[Rows from a dataset]
____
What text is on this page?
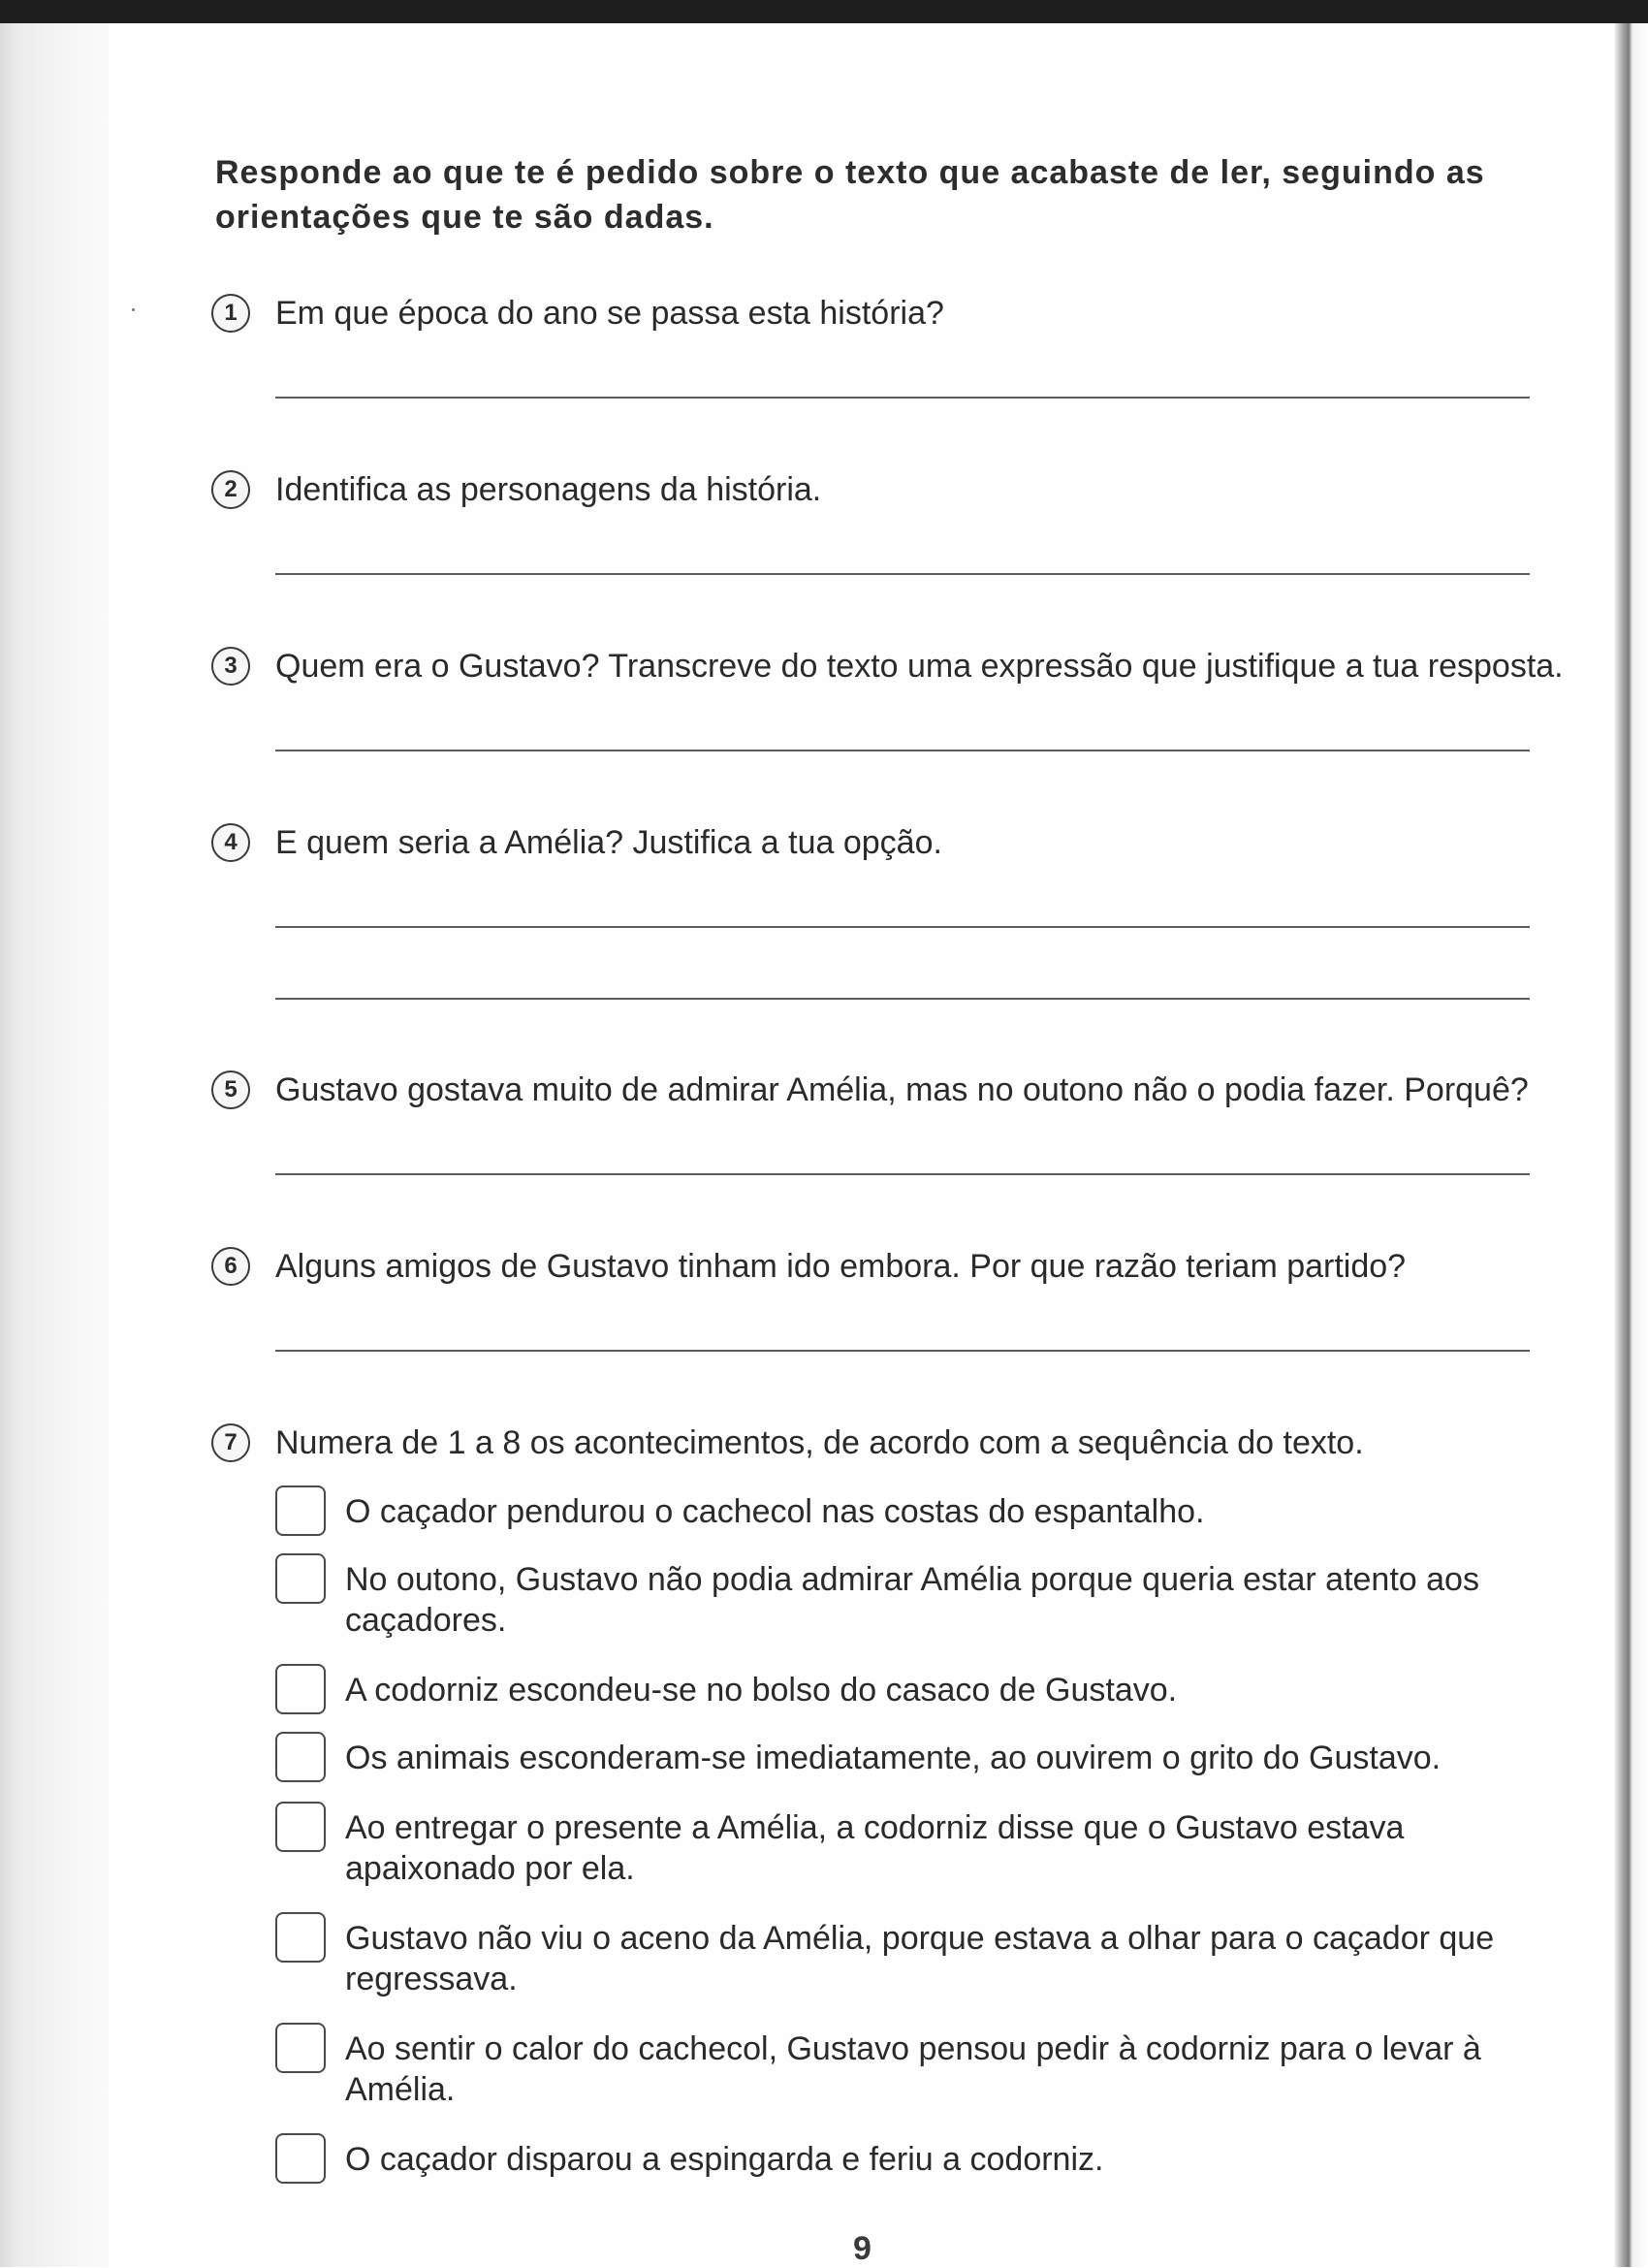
Responde ao que te é pedido sobre o texto que acabaste de ler, seguindo as orientações que te são dadas.

1	Em que época do ano se passa esta história?
2	Identifica as personagens da história.
3	Quem era o Gustavo? Transcreve do texto uma expressão que justifique a tua resposta.
4	E quem seria a Amélia? Justifica a tua opção.
5	Gustavo gostava muito de admirar Amélia, mas no outono não o podia fazer. Porquê?
6	Alguns amigos de Gustavo tinham ido embora. Por que razão teriam partido?
7	Numera de 1 a 8 os acontecimentos, de acordo com a sequência do texto.
O caçador pendurou o cachecol nas costas do espantalho.
No outono, Gustavo não podia admirar Amélia porque queria estar atento aos caçadores.
A codorniz escondeu-se no bolso do casaco de Gustavo.
Os animais esconderam-se imediatamente, ao ouvirem o grito do Gustavo.
Ao entregar o presente a Amélia, a codorniz disse que o Gustavo estava apaixonado por ela.
Gustavo não viu o aceno da Amélia, porque estava a olhar para o caçador que regressava.
Ao sentir o calor do cachecol, Gustavo pensou pedir à codorniz para o levar à Amélia.
O caçador disparou a espingarda e feriu a codorniz.
9
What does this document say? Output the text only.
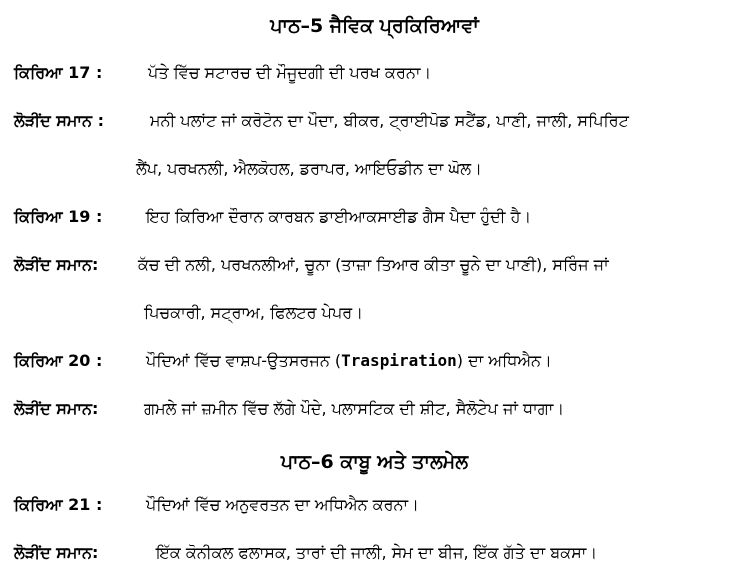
ਪਾਠ–5 ਜੈਵਿਕ ਪ੍ਰਕਿਰਿਆਵਾਂ
ਕਿਰਿਆ 17 :	ਪੱਤੇ ਵਿੱਚ ਸਟਾਰਚ ਦੀ ਮੌਜੂਦਗੀ ਦੀ ਪਰਖ ਕਰਨਾ।
ਲੋੜੀਂਦ ਸਮਾਨ :	ਮਨੀ ਪਲਾਂਟ ਜਾਂ ਕਰੋਟੋਨ ਦਾ ਪੌਦਾ, ਬੀਕਰ, ਟ੍ਰਾਈਪੋਡ ਸਟੈਂਡ, ਪਾਣੀ, ਜਾਲੀ, ਸਪਿਰਿਟ
ਲੈਂਪ, ਪਰਖਨਲੀ, ਐਲਕੋਹਲ, ਡਰਾਪਰ, ਆਇਓਡੀਨ ਦਾ ਘੋਲ।
ਕਿਰਿਆ 19 :	ਇਹ ਕਿਰਿਆ ਦੌਰਾਨ ਕਾਰਬਨ ਡਾਈਆਕਸਾਈਡ ਗੈਸ ਪੈਦਾ ਹੁੰਦੀ ਹੈ।
ਲੋੜੀਂਦ ਸਮਾਨ: ਕੱਚ ਦੀ ਨਲੀ, ਪਰਖਨਲੀਆਂ, ਚੂਨਾ (ਤਾਜ਼ਾ ਤਿਆਰ ਕੀਤਾ ਚੂਨੇ ਦਾ ਪਾਣੀ), ਸਰਿੰਜ ਜਾਂ
ਪਿਚਕਾਰੀ, ਸਟ੍ਰਾਅ, ਫਿਲਟਰ ਪੇਪਰ।
ਕਿਰਿਆ 20 :	ਪੌਦਿਆਂ ਵਿੱਚ ਵਾਸ਼ਪ-ਉਤਸਰਜਨ (Traspiration) ਦਾ ਅਧਿਐਨ।
ਲੋੜੀਂਦ ਸਮਾਨ:	ਗਮਲੇ ਜਾਂ ਜ਼ਮੀਨ ਵਿੱਚ ਲੱਗੇ ਪੌਦੇ, ਪਲਾਸਟਿਕ ਦੀ ਸ਼ੀਟ, ਸੈਲੋਟੇਪ ਜਾਂ ਧਾਗਾ।
ਪਾਠ–6 ਕਾਬੂ ਅਤੇ ਤਾਲਮੇਲ
ਕਿਰਿਆ 21 :	ਪੌਦਿਆਂ ਵਿੱਚ ਅਨੁਵਰਤਨ ਦਾ ਅਧਿਐਨ ਕਰਨਾ।
ਲੋੜੀਂਦ ਸਮਾਨ:	ਇੱਕ ਕੋਨੀਕਲ ਫਲਾਸਕ, ਤਾਰਾਂ ਦੀ ਜਾਲੀ, ਸੇਮ ਦਾ ਬੀਜ, ਇੱਕ ਗੱਤੇ ਦਾ ਬਕਸਾ।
____
=== The request ===
Copy all lines in the listing above where the string "podia" appears.

=== Output for this task ===
5	Gustavo gostava muito de admirar Amélia, mas no outono não o podia fazer. Porquê?
No outono, Gustavo não podia admirar Amélia porque queria estar atento aos caçadores.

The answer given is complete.